> [Work to do] Using the listing below, copy every line that mentions "الإسكندرية".

--- Dataset excerpts ---

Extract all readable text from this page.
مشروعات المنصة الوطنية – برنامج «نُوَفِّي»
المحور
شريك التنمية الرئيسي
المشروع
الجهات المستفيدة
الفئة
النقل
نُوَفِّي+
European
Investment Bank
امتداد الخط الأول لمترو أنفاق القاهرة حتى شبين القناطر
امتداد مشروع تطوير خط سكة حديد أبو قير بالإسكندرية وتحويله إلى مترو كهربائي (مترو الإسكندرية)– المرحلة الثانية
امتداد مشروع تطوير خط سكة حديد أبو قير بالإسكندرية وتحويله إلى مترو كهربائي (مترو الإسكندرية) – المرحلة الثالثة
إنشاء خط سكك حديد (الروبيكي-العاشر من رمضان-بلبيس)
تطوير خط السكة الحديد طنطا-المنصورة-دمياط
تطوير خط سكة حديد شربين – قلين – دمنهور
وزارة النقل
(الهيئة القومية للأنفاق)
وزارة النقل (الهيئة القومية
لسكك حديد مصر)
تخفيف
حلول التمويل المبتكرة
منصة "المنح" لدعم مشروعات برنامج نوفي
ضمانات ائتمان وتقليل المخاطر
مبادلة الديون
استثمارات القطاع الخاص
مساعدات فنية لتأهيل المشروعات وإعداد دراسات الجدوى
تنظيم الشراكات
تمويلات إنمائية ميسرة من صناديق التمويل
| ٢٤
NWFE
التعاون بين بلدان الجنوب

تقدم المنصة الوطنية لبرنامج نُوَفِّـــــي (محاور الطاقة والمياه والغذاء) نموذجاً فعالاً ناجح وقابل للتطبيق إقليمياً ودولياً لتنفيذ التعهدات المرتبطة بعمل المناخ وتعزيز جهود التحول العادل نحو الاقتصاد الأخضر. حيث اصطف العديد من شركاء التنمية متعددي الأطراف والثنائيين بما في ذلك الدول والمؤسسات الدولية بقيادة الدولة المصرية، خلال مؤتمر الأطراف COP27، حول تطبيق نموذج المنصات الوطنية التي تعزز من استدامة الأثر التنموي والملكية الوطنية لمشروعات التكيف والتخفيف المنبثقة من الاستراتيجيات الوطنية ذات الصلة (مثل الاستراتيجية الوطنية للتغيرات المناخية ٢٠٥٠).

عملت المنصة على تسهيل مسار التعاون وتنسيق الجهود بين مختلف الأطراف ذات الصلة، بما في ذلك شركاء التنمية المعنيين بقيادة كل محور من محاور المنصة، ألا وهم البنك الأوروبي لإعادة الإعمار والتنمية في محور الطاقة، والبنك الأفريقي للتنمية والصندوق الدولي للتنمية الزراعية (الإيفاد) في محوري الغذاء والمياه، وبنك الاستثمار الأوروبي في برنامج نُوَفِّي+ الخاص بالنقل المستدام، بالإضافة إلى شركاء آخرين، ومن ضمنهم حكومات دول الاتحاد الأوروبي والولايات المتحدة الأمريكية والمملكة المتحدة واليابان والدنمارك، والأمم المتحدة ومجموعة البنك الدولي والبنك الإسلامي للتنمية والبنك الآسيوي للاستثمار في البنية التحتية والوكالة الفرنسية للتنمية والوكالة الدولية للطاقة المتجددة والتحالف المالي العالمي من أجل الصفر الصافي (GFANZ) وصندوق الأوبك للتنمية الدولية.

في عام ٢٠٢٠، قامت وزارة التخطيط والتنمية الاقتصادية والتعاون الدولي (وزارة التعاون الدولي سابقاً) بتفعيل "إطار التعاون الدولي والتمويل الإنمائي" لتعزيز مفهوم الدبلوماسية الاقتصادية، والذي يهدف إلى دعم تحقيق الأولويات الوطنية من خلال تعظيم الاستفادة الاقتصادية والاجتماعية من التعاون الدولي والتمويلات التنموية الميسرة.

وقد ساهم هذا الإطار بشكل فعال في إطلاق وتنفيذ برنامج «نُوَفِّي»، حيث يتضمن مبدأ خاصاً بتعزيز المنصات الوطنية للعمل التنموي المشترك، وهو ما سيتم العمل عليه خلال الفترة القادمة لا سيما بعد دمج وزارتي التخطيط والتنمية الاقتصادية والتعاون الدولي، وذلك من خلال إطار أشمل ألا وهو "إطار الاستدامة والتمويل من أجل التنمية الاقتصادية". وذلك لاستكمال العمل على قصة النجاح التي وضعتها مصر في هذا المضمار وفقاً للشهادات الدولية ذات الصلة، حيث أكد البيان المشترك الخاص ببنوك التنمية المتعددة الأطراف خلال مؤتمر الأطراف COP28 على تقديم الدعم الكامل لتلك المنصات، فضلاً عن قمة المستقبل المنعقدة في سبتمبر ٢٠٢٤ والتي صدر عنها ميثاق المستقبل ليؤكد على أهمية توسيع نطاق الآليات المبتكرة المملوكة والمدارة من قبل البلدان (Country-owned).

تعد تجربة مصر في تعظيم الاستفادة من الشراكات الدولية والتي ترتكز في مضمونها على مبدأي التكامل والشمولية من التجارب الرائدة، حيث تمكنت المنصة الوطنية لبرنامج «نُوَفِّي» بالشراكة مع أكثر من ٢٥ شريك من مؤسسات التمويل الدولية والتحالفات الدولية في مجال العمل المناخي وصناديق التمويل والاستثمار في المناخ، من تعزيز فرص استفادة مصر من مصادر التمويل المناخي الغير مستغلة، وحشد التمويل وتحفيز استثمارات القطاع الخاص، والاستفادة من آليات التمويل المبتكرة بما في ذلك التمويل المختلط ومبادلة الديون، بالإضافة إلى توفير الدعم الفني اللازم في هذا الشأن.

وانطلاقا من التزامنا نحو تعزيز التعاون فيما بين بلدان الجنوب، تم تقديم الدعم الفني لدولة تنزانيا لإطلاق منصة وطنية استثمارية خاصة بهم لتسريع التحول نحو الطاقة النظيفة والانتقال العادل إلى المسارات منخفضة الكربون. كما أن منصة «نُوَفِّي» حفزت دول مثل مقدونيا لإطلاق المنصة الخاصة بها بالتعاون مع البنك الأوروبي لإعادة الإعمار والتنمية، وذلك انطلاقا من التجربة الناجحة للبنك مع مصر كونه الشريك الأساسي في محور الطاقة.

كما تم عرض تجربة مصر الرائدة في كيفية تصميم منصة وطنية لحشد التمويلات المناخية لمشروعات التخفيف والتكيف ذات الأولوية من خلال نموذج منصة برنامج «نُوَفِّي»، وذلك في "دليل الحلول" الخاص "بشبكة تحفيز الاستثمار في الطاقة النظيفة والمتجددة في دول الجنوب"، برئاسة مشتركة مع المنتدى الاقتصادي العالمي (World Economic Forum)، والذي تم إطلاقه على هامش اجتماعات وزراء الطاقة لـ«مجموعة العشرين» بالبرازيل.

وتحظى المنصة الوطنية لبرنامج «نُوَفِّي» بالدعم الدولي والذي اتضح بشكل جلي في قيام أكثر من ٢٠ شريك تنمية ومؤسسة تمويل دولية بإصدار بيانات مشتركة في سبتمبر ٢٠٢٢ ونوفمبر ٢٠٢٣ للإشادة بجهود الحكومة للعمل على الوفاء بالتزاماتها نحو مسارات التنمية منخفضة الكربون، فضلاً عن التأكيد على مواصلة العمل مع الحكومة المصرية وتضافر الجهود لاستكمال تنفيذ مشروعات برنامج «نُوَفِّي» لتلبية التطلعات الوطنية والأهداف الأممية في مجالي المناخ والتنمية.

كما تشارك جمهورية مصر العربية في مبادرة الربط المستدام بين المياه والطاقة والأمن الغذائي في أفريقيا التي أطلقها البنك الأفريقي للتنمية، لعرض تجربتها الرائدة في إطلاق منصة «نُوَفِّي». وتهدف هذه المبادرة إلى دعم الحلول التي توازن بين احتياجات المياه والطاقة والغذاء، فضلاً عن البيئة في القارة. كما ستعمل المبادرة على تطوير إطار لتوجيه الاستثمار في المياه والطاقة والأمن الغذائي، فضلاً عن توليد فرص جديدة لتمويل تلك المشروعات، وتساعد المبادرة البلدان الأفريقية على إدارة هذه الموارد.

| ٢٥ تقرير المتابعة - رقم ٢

---

> [Solved problem]
امتداد مشروع تطوير خط سكة حديد أبو قير بالإسكندرية وتحويله إلى مترو كهربائي (مترو الإسكندرية)– المرحلة الثانية
امتداد مشروع تطوير خط سكة حديد أبو قير بالإسكندرية وتحويله إلى مترو كهربائي (مترو الإسكندرية) – المرحلة الثالثة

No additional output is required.